__Task to carry out__
Rewrite the items from their start through the line containing "x-tick-label: janv.-21 bbox=[238, 380, 281, 423]", changing "components" to "elements" and keeping everything else the same.

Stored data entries
++++++++++++++++++++

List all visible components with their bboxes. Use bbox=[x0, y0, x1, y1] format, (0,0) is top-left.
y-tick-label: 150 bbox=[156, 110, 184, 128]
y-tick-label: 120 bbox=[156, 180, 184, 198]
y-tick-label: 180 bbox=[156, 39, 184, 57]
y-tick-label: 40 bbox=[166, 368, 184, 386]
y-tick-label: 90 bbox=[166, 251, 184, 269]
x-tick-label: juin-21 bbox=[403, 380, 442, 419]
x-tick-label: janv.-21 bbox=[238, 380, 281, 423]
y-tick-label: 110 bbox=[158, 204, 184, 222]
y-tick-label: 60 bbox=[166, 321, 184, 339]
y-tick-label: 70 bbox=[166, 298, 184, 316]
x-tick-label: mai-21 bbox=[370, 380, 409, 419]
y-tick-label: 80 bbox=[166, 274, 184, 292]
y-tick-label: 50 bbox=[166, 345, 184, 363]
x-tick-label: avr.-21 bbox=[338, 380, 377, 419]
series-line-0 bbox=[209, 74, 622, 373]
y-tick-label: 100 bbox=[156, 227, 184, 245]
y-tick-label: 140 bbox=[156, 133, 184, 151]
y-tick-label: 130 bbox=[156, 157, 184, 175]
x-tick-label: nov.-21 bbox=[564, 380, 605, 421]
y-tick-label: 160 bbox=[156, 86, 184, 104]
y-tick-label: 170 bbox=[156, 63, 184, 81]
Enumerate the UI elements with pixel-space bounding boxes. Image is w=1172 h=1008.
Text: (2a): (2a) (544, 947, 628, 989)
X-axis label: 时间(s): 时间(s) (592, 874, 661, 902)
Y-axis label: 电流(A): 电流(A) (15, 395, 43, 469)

++++++++++++++++++++

__Reply__
List all visible elements with their bboxes. Use bbox=[x0, y0, x1, y1] format, (0,0) is top-left.
y-tick-label: 150 bbox=[156, 110, 184, 128]
y-tick-label: 120 bbox=[156, 180, 184, 198]
y-tick-label: 180 bbox=[156, 39, 184, 57]
y-tick-label: 40 bbox=[166, 368, 184, 386]
y-tick-label: 90 bbox=[166, 251, 184, 269]
x-tick-label: juin-21 bbox=[403, 380, 442, 419]
x-tick-label: janv.-21 bbox=[238, 380, 281, 423]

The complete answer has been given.